In the records below, find each line with the word "Position" and copy it.

• **Records from a dataset**:
'''

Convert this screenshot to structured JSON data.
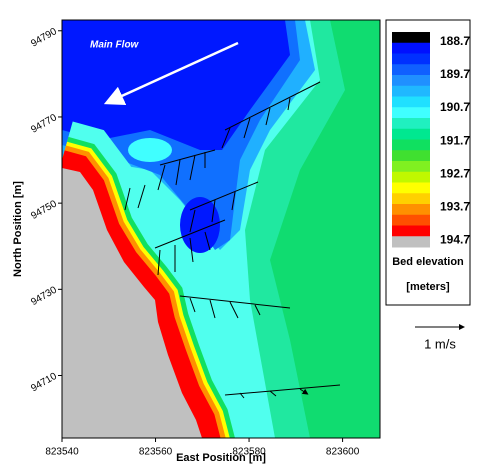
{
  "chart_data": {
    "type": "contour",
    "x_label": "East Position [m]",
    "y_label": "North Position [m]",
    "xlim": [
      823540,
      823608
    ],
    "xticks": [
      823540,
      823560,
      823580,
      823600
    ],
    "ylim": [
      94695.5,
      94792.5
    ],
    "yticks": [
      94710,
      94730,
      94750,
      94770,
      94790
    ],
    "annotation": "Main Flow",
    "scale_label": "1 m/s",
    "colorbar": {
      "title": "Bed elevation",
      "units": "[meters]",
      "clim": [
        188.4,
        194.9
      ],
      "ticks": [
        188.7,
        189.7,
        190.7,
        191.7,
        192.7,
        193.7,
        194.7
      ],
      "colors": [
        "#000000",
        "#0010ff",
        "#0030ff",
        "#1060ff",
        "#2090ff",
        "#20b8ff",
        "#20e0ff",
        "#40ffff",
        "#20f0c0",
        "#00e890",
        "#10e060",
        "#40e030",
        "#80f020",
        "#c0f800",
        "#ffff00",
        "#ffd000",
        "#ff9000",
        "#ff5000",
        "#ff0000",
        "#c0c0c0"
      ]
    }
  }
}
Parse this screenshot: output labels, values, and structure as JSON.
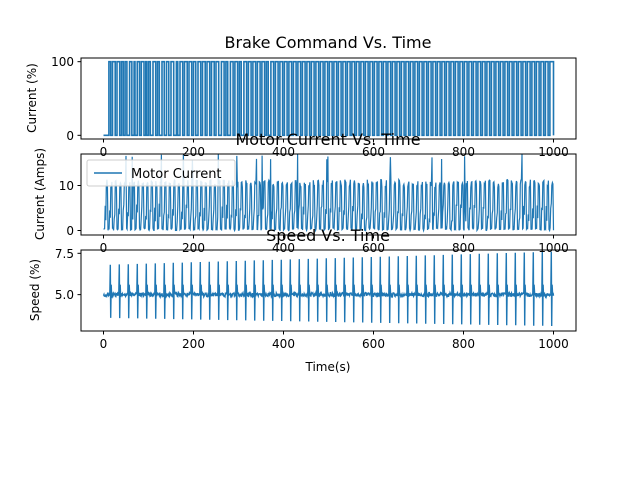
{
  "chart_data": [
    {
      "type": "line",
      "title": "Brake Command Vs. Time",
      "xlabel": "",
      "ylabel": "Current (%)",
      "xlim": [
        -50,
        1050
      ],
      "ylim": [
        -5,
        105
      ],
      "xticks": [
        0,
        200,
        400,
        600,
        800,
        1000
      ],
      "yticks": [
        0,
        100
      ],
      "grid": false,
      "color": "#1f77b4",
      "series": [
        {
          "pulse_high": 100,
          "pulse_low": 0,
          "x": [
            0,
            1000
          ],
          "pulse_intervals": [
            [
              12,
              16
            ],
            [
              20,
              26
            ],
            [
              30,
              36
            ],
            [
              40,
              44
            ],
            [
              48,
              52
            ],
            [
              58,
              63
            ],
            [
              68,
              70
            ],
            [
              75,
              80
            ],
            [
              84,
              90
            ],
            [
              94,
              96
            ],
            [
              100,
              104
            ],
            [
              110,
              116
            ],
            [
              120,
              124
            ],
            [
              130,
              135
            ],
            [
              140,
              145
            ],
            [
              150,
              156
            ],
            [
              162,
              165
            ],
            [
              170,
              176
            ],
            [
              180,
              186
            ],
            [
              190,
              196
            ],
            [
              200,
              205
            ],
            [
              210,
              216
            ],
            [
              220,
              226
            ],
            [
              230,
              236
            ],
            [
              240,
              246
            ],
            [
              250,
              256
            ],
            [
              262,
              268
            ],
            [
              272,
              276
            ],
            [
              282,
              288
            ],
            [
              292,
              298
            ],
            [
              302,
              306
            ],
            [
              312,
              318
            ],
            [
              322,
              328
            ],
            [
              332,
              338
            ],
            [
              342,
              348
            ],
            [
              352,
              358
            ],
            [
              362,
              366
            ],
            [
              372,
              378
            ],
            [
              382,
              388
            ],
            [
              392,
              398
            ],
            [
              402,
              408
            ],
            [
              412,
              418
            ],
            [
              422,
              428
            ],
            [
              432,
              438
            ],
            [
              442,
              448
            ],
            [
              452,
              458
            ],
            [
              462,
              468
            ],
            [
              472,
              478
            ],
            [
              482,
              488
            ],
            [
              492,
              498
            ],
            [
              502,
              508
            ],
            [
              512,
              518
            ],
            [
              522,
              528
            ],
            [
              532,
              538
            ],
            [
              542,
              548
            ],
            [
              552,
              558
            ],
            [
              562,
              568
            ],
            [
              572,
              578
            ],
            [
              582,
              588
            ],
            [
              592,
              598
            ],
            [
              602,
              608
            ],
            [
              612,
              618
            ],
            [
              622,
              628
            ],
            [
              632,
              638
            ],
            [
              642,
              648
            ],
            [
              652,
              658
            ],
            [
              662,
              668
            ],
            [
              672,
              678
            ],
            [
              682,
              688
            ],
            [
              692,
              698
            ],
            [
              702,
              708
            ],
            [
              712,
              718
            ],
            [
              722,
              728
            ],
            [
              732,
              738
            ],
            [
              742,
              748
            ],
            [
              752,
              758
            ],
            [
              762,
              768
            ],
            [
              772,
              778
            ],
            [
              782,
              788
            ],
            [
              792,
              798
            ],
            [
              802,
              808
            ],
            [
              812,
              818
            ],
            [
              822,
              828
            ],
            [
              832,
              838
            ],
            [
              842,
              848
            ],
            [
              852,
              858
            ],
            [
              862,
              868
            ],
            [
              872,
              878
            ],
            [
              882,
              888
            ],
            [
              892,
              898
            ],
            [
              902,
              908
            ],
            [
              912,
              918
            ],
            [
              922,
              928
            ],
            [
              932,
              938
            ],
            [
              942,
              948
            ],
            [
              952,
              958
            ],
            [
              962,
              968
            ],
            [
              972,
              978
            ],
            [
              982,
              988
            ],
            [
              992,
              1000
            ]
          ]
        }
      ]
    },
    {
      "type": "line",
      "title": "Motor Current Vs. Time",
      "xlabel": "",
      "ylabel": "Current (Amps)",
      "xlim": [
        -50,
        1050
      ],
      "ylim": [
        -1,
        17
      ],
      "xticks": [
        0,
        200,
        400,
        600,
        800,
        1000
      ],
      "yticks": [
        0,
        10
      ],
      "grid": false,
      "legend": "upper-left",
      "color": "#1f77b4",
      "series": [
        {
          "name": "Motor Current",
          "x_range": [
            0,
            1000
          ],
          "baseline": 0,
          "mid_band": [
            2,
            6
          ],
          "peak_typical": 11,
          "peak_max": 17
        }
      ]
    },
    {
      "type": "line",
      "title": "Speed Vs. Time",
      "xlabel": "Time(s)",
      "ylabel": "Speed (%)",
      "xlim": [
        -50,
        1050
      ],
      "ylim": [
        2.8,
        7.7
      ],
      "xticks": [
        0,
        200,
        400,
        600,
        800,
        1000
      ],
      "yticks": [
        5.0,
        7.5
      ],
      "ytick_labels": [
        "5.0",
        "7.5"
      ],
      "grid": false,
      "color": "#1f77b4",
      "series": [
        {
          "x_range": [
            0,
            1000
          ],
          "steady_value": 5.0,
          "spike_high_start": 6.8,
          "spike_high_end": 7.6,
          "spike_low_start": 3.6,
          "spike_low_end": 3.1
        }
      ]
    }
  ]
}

'''

• **THE SOLUTION**:
    "x_label": "East Position [m]",
    "y_label": "North Position [m]",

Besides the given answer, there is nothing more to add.